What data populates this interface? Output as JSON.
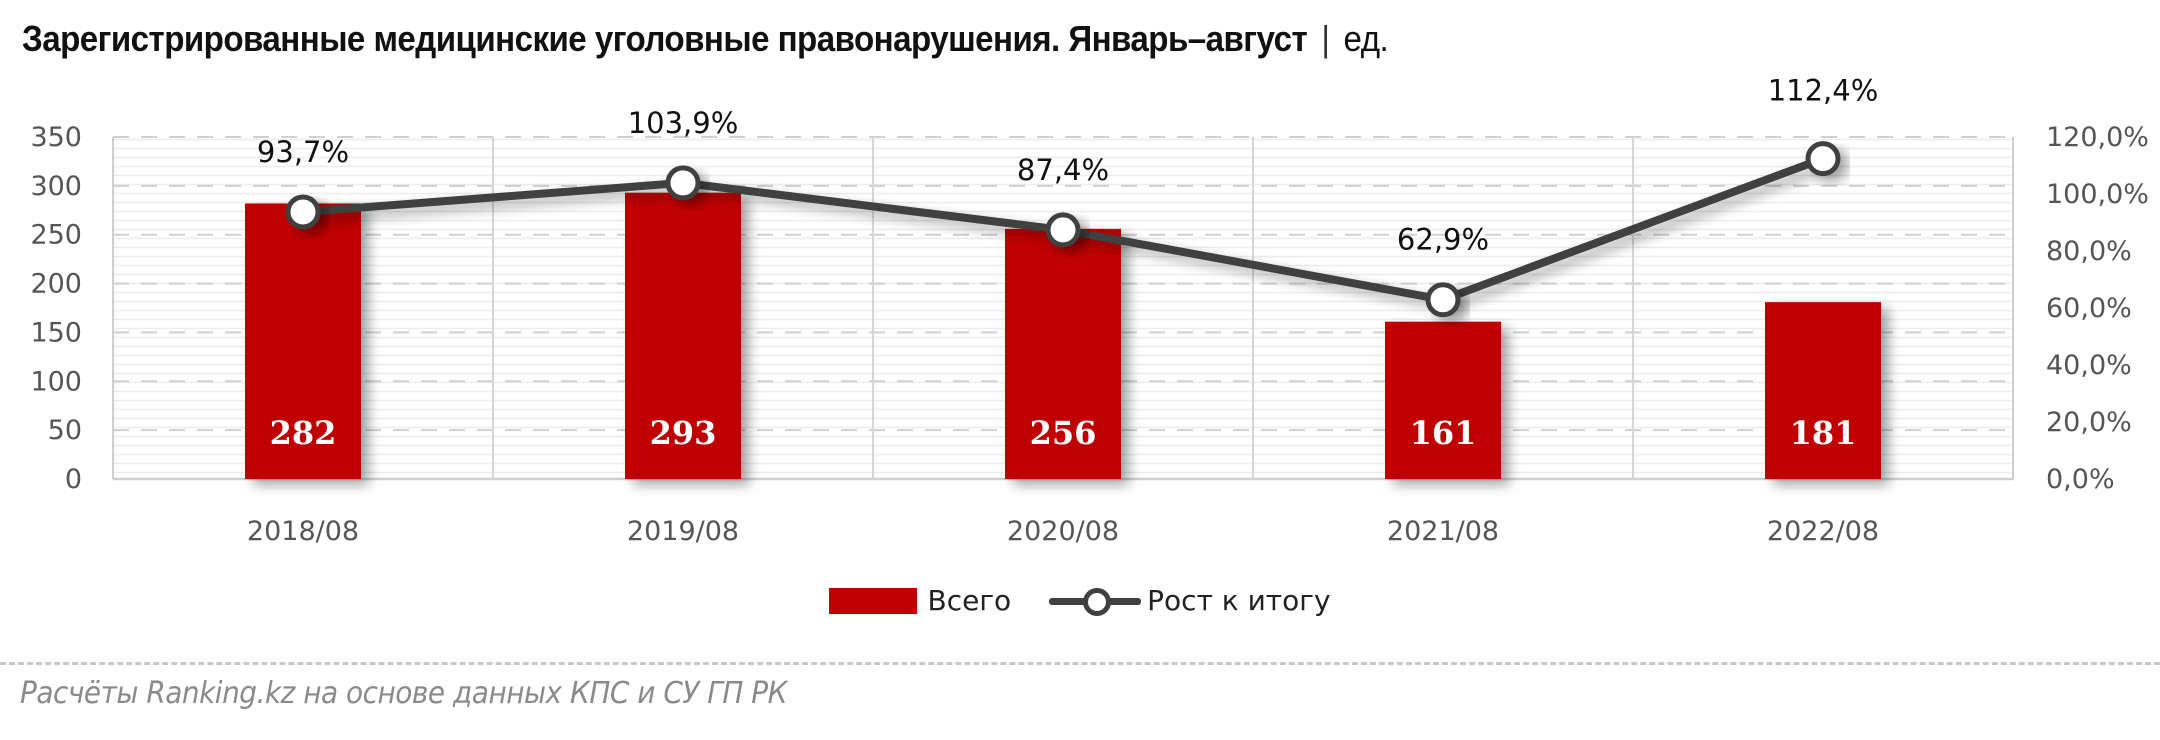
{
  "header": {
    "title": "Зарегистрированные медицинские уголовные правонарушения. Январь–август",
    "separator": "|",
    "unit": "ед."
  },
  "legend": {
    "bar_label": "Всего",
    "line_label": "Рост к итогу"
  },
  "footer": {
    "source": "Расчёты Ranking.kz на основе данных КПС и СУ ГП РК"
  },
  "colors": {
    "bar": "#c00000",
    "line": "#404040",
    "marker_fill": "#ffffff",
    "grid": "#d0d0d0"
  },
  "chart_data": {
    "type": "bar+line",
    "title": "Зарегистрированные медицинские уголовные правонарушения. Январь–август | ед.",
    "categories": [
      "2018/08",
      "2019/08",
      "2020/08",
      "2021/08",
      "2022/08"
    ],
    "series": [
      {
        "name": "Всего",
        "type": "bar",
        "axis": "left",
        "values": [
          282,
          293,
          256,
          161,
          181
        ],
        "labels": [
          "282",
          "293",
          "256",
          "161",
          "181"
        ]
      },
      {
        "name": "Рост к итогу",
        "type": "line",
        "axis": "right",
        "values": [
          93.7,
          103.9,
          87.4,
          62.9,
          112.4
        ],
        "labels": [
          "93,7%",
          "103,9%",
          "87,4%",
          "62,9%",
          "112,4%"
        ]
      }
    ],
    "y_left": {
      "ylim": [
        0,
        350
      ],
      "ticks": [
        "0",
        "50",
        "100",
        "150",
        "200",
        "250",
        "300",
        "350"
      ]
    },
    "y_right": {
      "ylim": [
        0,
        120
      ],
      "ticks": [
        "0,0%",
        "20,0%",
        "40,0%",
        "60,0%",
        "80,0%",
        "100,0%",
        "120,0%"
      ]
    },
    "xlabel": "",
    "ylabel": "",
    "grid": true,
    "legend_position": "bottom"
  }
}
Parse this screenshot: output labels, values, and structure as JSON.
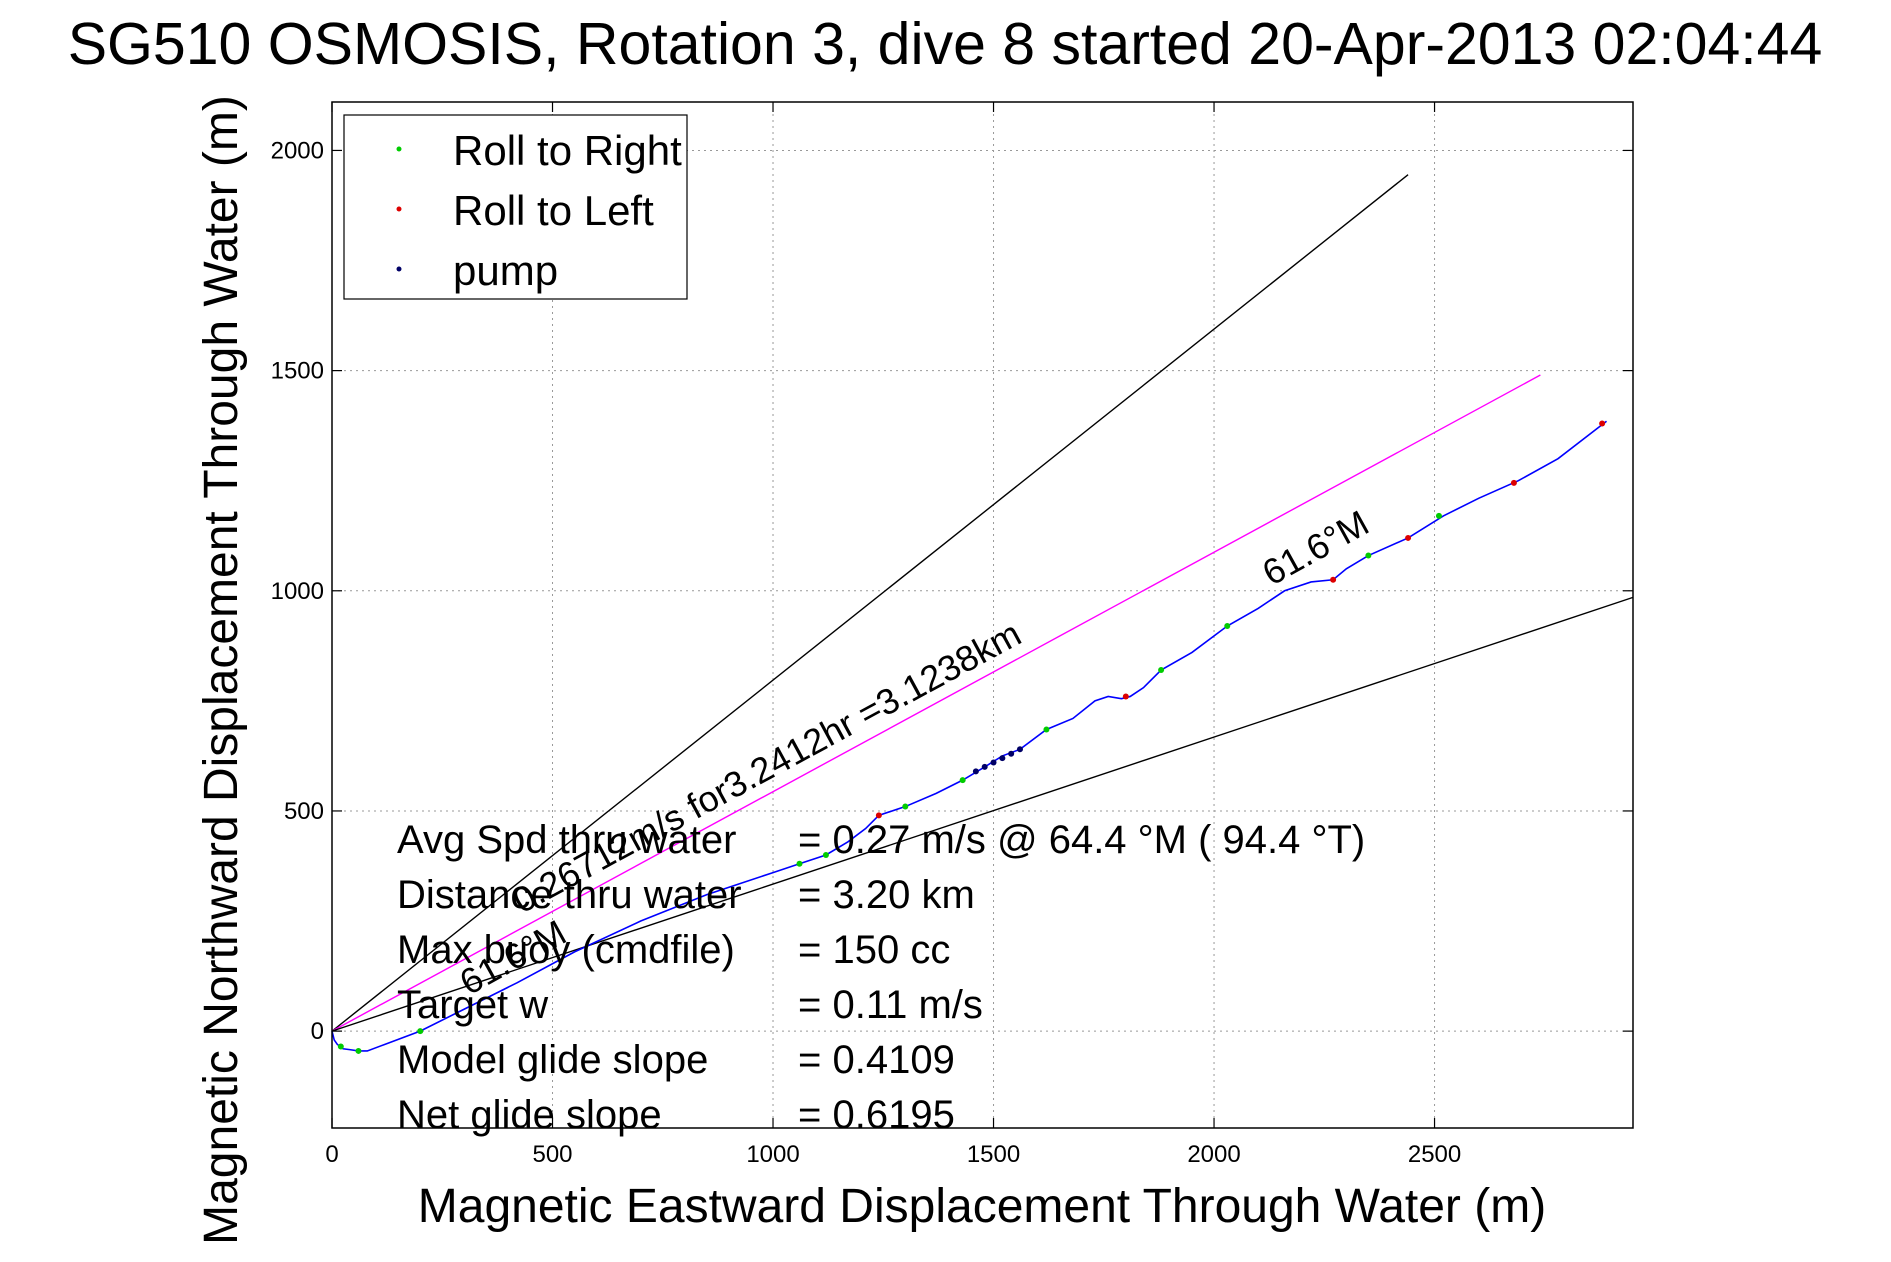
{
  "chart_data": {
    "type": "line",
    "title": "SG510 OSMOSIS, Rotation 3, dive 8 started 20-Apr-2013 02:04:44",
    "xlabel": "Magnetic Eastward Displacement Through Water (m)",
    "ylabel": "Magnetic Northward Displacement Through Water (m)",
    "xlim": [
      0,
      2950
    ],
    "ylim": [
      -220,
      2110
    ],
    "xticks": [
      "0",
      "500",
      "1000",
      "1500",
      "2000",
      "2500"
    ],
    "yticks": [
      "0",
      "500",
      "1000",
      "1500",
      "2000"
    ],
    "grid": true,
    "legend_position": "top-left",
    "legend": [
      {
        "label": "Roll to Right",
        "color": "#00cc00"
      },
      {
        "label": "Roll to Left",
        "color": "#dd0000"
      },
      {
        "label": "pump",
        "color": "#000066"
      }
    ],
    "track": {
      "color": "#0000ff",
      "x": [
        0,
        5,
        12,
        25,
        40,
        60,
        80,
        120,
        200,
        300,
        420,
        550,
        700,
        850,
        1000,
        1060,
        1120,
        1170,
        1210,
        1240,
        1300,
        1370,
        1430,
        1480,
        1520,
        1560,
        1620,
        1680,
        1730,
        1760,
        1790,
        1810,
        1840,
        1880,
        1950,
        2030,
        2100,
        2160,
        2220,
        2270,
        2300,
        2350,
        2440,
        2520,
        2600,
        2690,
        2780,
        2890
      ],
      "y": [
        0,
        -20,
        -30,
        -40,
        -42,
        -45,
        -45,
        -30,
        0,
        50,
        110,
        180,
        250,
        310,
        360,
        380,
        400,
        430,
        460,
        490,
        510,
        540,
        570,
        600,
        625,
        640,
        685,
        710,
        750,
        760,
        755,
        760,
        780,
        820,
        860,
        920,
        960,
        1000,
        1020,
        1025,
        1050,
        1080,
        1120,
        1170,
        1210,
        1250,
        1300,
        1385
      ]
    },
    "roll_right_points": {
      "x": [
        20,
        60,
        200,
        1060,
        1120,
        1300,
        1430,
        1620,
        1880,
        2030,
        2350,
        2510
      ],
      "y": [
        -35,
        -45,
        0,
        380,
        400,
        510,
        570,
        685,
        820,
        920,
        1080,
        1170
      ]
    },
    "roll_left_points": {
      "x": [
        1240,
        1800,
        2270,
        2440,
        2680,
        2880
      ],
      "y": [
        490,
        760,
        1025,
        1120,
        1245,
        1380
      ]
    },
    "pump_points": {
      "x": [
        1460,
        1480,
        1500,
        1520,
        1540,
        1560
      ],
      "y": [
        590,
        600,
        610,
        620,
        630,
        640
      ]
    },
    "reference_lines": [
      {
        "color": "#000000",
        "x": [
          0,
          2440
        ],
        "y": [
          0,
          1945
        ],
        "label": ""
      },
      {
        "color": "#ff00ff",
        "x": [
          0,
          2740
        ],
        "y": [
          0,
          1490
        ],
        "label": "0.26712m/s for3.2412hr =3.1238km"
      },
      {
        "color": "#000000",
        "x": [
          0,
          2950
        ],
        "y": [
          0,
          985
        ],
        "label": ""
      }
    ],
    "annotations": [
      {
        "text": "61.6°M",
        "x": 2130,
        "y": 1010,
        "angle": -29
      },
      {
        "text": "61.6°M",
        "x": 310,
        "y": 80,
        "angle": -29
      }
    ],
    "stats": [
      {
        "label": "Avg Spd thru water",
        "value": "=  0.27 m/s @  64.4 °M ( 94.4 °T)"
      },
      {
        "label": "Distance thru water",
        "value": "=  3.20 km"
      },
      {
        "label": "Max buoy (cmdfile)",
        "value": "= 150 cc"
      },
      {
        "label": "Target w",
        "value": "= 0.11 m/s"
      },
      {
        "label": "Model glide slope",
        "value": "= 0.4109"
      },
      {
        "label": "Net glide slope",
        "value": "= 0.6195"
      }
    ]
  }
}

==

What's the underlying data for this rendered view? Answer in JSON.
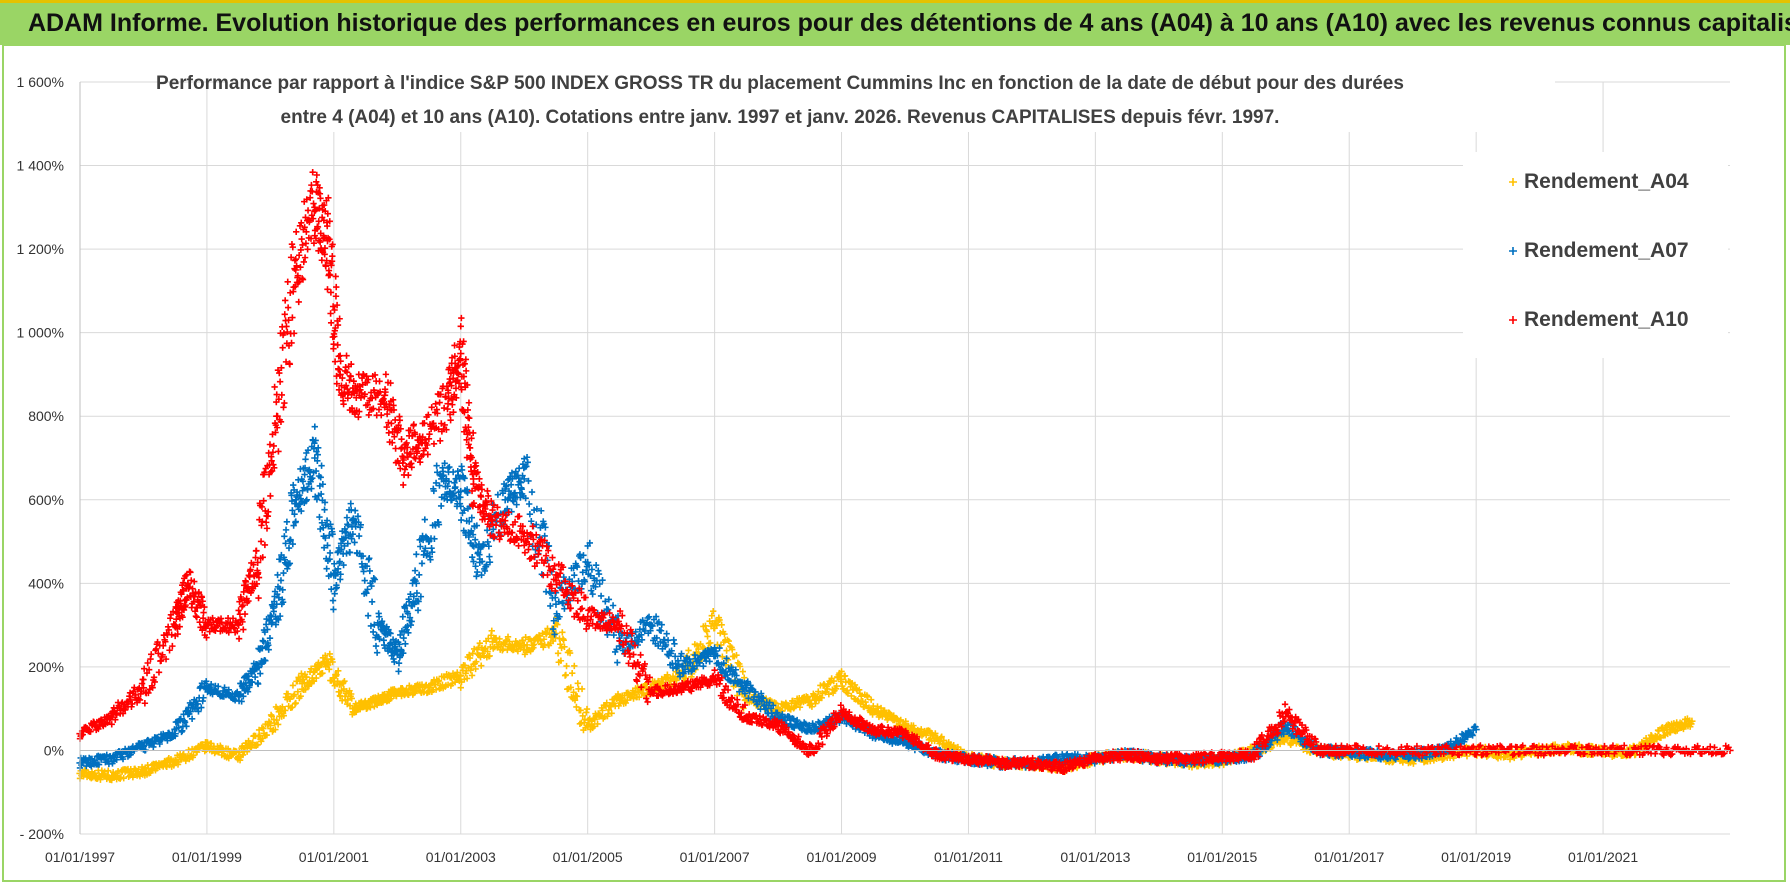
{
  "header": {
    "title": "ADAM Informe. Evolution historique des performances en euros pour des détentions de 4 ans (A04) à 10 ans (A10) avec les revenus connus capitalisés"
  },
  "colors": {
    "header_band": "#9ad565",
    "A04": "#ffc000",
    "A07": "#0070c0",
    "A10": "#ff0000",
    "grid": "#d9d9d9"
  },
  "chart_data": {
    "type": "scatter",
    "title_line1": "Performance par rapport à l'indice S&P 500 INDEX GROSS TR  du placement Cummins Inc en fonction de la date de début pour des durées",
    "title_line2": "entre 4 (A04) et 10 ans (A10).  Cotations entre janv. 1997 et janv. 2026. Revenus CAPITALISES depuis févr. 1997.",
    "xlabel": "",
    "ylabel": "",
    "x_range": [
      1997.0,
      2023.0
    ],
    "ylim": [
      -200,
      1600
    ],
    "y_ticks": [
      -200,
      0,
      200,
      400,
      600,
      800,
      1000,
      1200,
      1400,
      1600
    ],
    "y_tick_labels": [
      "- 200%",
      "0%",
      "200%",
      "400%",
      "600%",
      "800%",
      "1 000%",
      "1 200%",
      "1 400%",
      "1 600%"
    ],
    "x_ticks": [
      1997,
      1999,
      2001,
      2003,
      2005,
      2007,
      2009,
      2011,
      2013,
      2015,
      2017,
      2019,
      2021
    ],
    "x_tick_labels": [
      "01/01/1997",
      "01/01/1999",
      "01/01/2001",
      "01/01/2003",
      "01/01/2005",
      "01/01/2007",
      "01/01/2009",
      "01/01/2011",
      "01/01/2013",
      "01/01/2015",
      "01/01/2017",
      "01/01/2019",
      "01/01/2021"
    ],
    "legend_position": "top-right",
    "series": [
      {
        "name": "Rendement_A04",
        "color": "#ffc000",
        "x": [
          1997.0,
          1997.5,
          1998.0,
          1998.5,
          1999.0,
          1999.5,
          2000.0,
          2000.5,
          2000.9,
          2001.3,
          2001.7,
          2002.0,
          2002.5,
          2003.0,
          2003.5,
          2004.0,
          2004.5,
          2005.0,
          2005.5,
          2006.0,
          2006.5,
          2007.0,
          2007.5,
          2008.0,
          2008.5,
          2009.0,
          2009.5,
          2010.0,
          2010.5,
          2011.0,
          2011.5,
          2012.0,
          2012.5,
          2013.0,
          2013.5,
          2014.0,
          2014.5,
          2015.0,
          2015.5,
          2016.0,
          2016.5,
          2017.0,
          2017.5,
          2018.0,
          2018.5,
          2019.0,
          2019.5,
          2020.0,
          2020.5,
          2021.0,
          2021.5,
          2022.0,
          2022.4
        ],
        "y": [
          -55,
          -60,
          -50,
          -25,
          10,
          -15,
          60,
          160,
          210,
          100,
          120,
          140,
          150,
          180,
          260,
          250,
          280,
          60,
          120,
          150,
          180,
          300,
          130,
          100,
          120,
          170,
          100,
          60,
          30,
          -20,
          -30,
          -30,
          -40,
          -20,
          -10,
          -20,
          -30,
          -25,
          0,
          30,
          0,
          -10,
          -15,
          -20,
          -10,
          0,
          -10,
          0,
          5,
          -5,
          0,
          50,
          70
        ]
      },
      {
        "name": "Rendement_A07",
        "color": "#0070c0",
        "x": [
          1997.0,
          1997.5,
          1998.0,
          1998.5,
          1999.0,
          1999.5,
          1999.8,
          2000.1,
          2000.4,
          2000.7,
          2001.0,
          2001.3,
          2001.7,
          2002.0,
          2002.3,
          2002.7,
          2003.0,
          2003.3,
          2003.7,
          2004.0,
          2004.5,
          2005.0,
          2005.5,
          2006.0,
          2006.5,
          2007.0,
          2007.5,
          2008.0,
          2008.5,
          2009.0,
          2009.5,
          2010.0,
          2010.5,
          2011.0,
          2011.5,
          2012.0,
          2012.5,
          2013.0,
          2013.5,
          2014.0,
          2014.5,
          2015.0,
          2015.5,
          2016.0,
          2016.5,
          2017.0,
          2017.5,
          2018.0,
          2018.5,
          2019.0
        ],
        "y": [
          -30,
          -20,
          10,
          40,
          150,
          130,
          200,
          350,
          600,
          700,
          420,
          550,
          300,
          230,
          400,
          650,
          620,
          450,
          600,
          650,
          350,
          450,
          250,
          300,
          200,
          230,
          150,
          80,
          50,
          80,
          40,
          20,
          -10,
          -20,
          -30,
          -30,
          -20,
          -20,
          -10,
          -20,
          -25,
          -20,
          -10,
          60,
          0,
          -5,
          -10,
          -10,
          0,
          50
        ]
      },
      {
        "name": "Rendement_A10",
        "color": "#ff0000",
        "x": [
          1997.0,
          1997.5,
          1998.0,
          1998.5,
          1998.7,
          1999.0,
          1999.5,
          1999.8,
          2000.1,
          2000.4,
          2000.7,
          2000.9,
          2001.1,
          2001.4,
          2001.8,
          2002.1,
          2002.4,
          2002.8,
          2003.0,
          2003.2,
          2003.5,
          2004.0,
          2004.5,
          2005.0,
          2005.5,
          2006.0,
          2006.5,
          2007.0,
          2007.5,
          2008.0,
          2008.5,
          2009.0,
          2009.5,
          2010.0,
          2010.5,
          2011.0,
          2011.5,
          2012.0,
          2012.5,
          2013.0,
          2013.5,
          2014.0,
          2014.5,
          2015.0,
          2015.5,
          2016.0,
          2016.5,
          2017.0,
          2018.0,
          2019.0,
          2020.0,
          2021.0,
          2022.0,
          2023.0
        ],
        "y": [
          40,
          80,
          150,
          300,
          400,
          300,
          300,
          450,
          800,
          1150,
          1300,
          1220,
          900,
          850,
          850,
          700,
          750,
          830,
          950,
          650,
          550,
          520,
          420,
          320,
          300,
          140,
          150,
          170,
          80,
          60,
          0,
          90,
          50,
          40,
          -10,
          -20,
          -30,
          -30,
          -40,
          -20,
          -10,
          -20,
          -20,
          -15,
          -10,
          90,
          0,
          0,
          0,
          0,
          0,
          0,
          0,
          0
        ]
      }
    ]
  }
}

The exercise: Count each line with "JSON" in it and report that figure by itself.

The reply: 3